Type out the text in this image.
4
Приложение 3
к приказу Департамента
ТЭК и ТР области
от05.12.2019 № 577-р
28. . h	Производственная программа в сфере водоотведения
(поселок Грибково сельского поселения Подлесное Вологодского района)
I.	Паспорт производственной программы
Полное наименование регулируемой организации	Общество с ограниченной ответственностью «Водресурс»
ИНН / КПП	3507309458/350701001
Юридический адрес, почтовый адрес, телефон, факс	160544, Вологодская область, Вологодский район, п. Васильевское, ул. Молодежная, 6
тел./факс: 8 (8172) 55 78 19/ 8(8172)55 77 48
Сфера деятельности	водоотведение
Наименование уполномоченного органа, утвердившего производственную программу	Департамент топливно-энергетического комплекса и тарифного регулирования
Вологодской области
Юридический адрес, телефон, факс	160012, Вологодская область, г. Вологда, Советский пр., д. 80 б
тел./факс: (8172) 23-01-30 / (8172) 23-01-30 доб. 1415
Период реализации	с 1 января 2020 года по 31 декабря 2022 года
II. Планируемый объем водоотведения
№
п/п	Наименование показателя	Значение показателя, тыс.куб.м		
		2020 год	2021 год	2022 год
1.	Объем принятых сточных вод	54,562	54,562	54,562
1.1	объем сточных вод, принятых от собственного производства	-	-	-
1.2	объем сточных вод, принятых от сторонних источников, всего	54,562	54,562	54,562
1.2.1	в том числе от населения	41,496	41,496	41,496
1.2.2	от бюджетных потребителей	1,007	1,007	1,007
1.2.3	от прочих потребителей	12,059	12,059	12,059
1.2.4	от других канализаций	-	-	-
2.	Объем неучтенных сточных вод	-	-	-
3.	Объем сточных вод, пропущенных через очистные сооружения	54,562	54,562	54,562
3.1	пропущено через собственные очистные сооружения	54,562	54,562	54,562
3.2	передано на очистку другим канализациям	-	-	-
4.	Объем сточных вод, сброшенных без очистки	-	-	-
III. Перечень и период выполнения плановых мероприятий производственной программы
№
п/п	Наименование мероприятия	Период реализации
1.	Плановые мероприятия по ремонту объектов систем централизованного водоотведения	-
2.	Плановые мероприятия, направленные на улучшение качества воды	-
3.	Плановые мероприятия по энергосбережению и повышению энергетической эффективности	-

### [EXERCISE DETAILS]
Every line of the data above should be copied exactly.

### [SOLUTION TO THIS PROBLEM]
Type out the text in this image.
4
Приложение 3
к приказу Департамента
ТЭК и ТР области
от05.12.2019 № 577-р
28. . h	Производственная программа в сфере водоотведения
(поселок Грибково сельского поселения Подлесное Вологодского района)
I.	Паспорт производственной программы
Полное наименование регулируемой организации	Общество с ограниченной ответственностью «Водресурс»
ИНН / КПП	3507309458/350701001
Юридический адрес, почтовый адрес, телефон, факс	160544, Вологодская область, Вологодский район, п. Васильевское, ул. Молодежная, 6
тел./факс: 8 (8172) 55 78 19/ 8(8172)55 77 48
Сфера деятельности	водоотведение
Наименование уполномоченного органа, утвердившего производственную программу	Департамент топливно-энергетического комплекса и тарифного регулирования
Вологодской области
Юридический адрес, телефон, факс	160012, Вологодская область, г. Вологда, Советский пр., д. 80 б
тел./факс: (8172) 23-01-30 / (8172) 23-01-30 доб. 1415
Период реализации	с 1 января 2020 года по 31 декабря 2022 года
II. Планируемый объем водоотведения
№
п/п	Наименование показателя	Значение показателя, тыс.куб.м		
		2020 год	2021 год	2022 год
1.	Объем принятых сточных вод	54,562	54,562	54,562
1.1	объем сточных вод, принятых от собственного производства	-	-	-
1.2	объем сточных вод, принятых от сторонних источников, всего	54,562	54,562	54,562
1.2.1	в том числе от населения	41,496	41,496	41,496
1.2.2	от бюджетных потребителей	1,007	1,007	1,007
1.2.3	от прочих потребителей	12,059	12,059	12,059
1.2.4	от других канализаций	-	-	-
2.	Объем неучтенных сточных вод	-	-	-
3.	Объем сточных вод, пропущенных через очистные сооружения	54,562	54,562	54,562
3.1	пропущено через собственные очистные сооружения	54,562	54,562	54,562
3.2	передано на очистку другим канализациям	-	-	-
4.	Объем сточных вод, сброшенных без очистки	-	-	-
III. Перечень и период выполнения плановых мероприятий производственной программы
№
п/п	Наименование мероприятия	Период реализации
1.	Плановые мероприятия по ремонту объектов систем централизованного водоотведения	-
2.	Плановые мероприятия, направленные на улучшение качества воды	-
3.	Плановые мероприятия по энергосбережению и повышению энергетической эффективности	-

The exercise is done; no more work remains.